#### [Work to do]
Please output the records below in full, exactly as given, but without the images.

[start of Excerpted records]

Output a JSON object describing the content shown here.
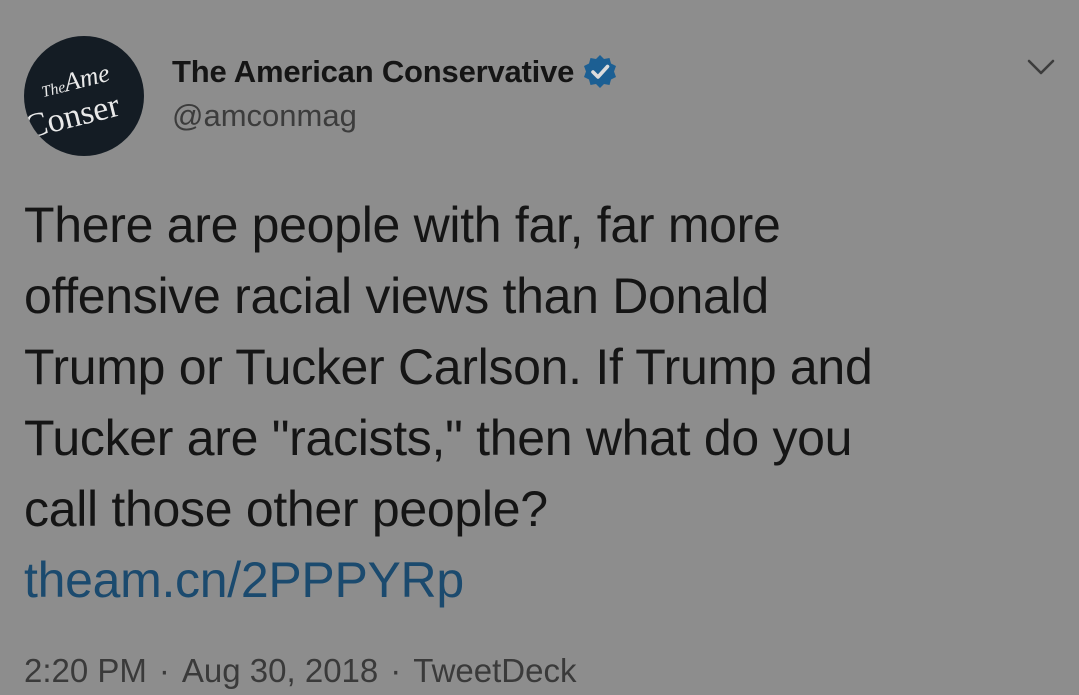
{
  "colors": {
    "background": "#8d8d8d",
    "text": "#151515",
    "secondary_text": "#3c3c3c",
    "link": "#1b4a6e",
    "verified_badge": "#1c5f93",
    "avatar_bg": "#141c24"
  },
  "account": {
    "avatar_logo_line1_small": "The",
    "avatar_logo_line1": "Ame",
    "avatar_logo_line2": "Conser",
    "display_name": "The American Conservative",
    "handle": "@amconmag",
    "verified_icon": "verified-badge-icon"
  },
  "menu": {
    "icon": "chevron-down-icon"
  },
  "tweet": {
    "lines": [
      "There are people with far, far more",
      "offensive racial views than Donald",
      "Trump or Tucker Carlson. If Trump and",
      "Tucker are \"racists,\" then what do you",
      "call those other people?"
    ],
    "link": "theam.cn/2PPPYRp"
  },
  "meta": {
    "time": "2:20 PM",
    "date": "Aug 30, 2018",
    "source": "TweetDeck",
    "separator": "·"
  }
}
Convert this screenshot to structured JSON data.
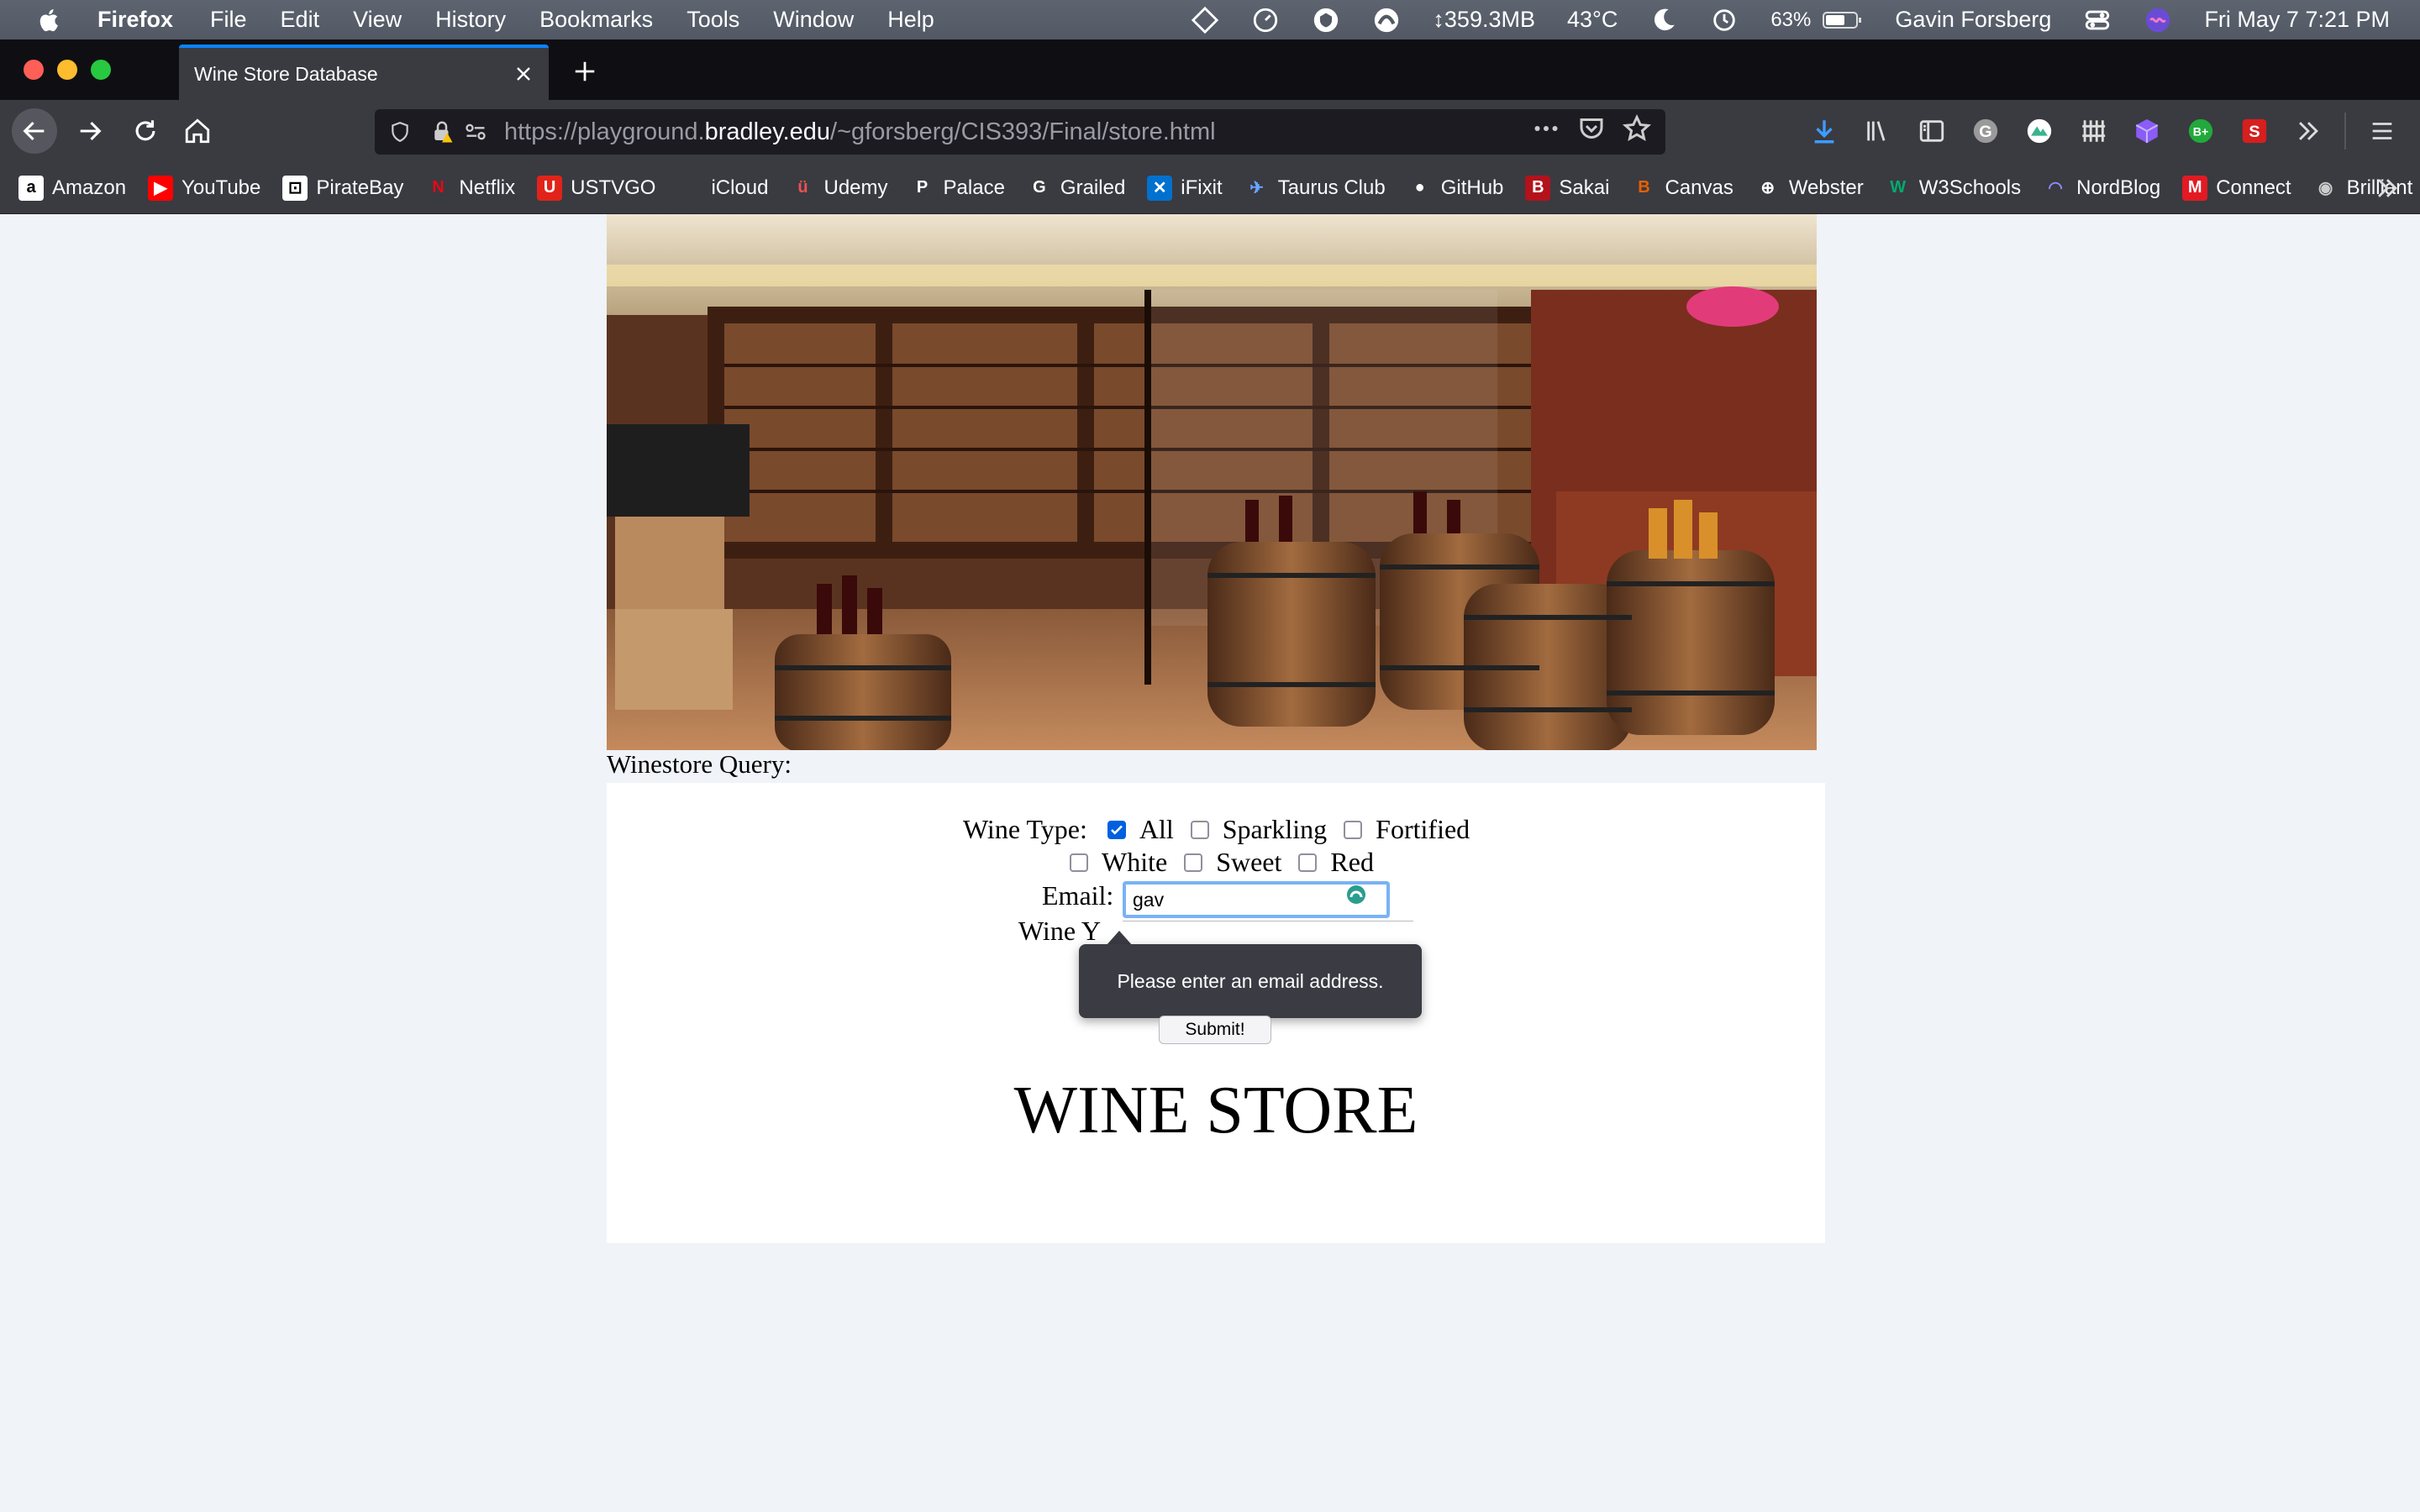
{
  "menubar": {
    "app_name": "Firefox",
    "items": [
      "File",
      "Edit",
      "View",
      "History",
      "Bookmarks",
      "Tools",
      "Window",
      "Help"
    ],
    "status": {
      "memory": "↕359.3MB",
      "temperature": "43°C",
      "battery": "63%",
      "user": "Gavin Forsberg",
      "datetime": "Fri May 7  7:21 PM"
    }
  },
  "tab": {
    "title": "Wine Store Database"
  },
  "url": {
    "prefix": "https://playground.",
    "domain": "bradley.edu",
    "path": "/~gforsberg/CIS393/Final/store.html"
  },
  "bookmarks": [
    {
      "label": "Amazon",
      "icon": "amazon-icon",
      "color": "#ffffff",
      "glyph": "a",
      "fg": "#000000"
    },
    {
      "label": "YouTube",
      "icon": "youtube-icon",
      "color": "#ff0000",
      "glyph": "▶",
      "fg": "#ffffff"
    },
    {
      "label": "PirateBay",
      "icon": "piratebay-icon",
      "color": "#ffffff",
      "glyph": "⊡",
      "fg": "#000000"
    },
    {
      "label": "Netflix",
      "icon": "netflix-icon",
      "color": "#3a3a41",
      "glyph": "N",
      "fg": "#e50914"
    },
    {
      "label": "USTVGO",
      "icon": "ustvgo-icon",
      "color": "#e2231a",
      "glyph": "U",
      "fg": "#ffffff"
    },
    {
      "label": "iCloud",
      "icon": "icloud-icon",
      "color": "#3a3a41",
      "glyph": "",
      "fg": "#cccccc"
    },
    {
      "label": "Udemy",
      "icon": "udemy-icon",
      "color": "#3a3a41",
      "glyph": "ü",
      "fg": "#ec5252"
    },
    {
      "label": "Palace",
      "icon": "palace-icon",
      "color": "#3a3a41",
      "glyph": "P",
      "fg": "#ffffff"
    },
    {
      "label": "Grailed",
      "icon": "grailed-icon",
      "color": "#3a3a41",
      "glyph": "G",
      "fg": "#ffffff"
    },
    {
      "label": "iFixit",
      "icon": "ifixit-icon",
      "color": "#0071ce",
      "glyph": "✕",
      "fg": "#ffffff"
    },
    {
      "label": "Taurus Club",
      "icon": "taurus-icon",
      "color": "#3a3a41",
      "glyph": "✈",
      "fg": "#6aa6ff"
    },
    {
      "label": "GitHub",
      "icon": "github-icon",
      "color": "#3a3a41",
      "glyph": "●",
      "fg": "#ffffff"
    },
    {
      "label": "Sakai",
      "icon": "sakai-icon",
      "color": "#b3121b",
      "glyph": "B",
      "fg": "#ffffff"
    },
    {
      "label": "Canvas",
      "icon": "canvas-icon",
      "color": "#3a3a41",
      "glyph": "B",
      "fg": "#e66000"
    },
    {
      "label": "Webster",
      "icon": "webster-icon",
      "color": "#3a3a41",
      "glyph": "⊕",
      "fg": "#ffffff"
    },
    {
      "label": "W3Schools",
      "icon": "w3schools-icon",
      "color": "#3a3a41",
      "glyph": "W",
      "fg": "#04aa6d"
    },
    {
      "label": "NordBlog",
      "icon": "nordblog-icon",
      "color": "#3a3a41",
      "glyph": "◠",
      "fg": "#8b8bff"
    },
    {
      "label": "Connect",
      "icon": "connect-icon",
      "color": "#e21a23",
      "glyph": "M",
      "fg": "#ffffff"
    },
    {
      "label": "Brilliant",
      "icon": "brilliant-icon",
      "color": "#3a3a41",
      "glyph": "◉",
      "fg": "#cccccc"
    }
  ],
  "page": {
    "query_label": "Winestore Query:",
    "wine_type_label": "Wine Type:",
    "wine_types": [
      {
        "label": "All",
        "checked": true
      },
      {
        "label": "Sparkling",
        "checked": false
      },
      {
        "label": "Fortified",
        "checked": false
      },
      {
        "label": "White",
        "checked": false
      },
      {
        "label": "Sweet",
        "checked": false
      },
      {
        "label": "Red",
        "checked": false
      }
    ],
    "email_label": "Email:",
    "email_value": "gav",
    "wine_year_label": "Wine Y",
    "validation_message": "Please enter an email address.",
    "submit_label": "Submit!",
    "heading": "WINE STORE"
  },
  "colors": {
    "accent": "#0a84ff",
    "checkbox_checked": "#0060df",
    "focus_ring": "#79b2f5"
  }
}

[end of Excerpted records]

#### [Answer below]
Output a JSON object describing the content shown here.
{
  "colors": {
    "background": "#8d8d8d",
    "text": "#151515",
    "secondary_text": "#3c3c3c",
    "link": "#1b4a6e",
    "verified_badge": "#1c5f93",
    "avatar_bg": "#141c24"
  },
  "account": {
    "avatar_logo_line1_small": "The",
    "avatar_logo_line1": "Ame",
    "avatar_logo_line2": "Conser",
    "display_name": "The American Conservative",
    "handle": "@amconmag",
    "verified_icon": "verified-badge-icon"
  },
  "menu": {
    "icon": "chevron-down-icon"
  },
  "tweet": {
    "lines": [
      "There are people with far, far more",
      "offensive racial views than Donald",
      "Trump or Tucker Carlson. If Trump and",
      "Tucker are \"racists,\" then what do you",
      "call those other people?"
    ],
    "link": "theam.cn/2PPPYRp"
  },
  "meta": {
    "time": "2:20 PM",
    "date": "Aug 30, 2018",
    "source": "TweetDeck",
    "separator": "·"
  }
}
Convert this screenshot to structured JSON data.
{
  "menubar": {
    "app_name": "Firefox",
    "items": [
      "File",
      "Edit",
      "View",
      "History",
      "Bookmarks",
      "Tools",
      "Window",
      "Help"
    ],
    "status": {
      "memory": "↕359.3MB",
      "temperature": "43°C",
      "battery": "63%",
      "user": "Gavin Forsberg",
      "datetime": "Fri May 7  7:21 PM"
    }
  },
  "tab": {
    "title": "Wine Store Database"
  },
  "url": {
    "prefix": "https://playground.",
    "domain": "bradley.edu",
    "path": "/~gforsberg/CIS393/Final/store.html"
  },
  "bookmarks": [
    {
      "label": "Amazon",
      "icon": "amazon-icon",
      "color": "#ffffff",
      "glyph": "a",
      "fg": "#000000"
    },
    {
      "label": "YouTube",
      "icon": "youtube-icon",
      "color": "#ff0000",
      "glyph": "▶",
      "fg": "#ffffff"
    },
    {
      "label": "PirateBay",
      "icon": "piratebay-icon",
      "color": "#ffffff",
      "glyph": "⊡",
      "fg": "#000000"
    },
    {
      "label": "Netflix",
      "icon": "netflix-icon",
      "color": "#3a3a41",
      "glyph": "N",
      "fg": "#e50914"
    },
    {
      "label": "USTVGO",
      "icon": "ustvgo-icon",
      "color": "#e2231a",
      "glyph": "U",
      "fg": "#ffffff"
    },
    {
      "label": "iCloud",
      "icon": "icloud-icon",
      "color": "#3a3a41",
      "glyph": "",
      "fg": "#cccccc"
    },
    {
      "label": "Udemy",
      "icon": "udemy-icon",
      "color": "#3a3a41",
      "glyph": "ü",
      "fg": "#ec5252"
    },
    {
      "label": "Palace",
      "icon": "palace-icon",
      "color": "#3a3a41",
      "glyph": "P",
      "fg": "#ffffff"
    },
    {
      "label": "Grailed",
      "icon": "grailed-icon",
      "color": "#3a3a41",
      "glyph": "G",
      "fg": "#ffffff"
    },
    {
      "label": "iFixit",
      "icon": "ifixit-icon",
      "color": "#0071ce",
      "glyph": "✕",
      "fg": "#ffffff"
    },
    {
      "label": "Taurus Club",
      "icon": "taurus-icon",
      "color": "#3a3a41",
      "glyph": "✈",
      "fg": "#6aa6ff"
    },
    {
      "label": "GitHub",
      "icon": "github-icon",
      "color": "#3a3a41",
      "glyph": "●",
      "fg": "#ffffff"
    },
    {
      "label": "Sakai",
      "icon": "sakai-icon",
      "color": "#b3121b",
      "glyph": "B",
      "fg": "#ffffff"
    },
    {
      "label": "Canvas",
      "icon": "canvas-icon",
      "color": "#3a3a41",
      "glyph": "B",
      "fg": "#e66000"
    },
    {
      "label": "Webster",
      "icon": "webster-icon",
      "color": "#3a3a41",
      "glyph": "⊕",
      "fg": "#ffffff"
    },
    {
      "label": "W3Schools",
      "icon": "w3schools-icon",
      "color": "#3a3a41",
      "glyph": "W",
      "fg": "#04aa6d"
    },
    {
      "label": "NordBlog",
      "icon": "nordblog-icon",
      "color": "#3a3a41",
      "glyph": "◠",
      "fg": "#8b8bff"
    },
    {
      "label": "Connect",
      "icon": "connect-icon",
      "color": "#e21a23",
      "glyph": "M",
      "fg": "#ffffff"
    },
    {
      "label": "Brilliant",
      "icon": "brilliant-icon",
      "color": "#3a3a41",
      "glyph": "◉",
      "fg": "#cccccc"
    }
  ],
  "page": {
    "query_label": "Winestore Query:",
    "wine_type_label": "Wine Type:",
    "wine_types": [
      {
        "label": "All",
        "checked": true
      },
      {
        "label": "Sparkling",
        "checked": false
      },
      {
        "label": "Fortified",
        "checked": false
      },
      {
        "label": "White",
        "checked": false
      },
      {
        "label": "Sweet",
        "checked": false
      },
      {
        "label": "Red",
        "checked": false
      }
    ],
    "email_label": "Email:",
    "email_value": "gav",
    "wine_year_label": "Wine Y",
    "validation_message": "Please enter an email address.",
    "submit_label": "Submit!",
    "heading": "WINE STORE"
  },
  "colors": {
    "accent": "#0a84ff",
    "checkbox_checked": "#0060df",
    "focus_ring": "#79b2f5"
  }
}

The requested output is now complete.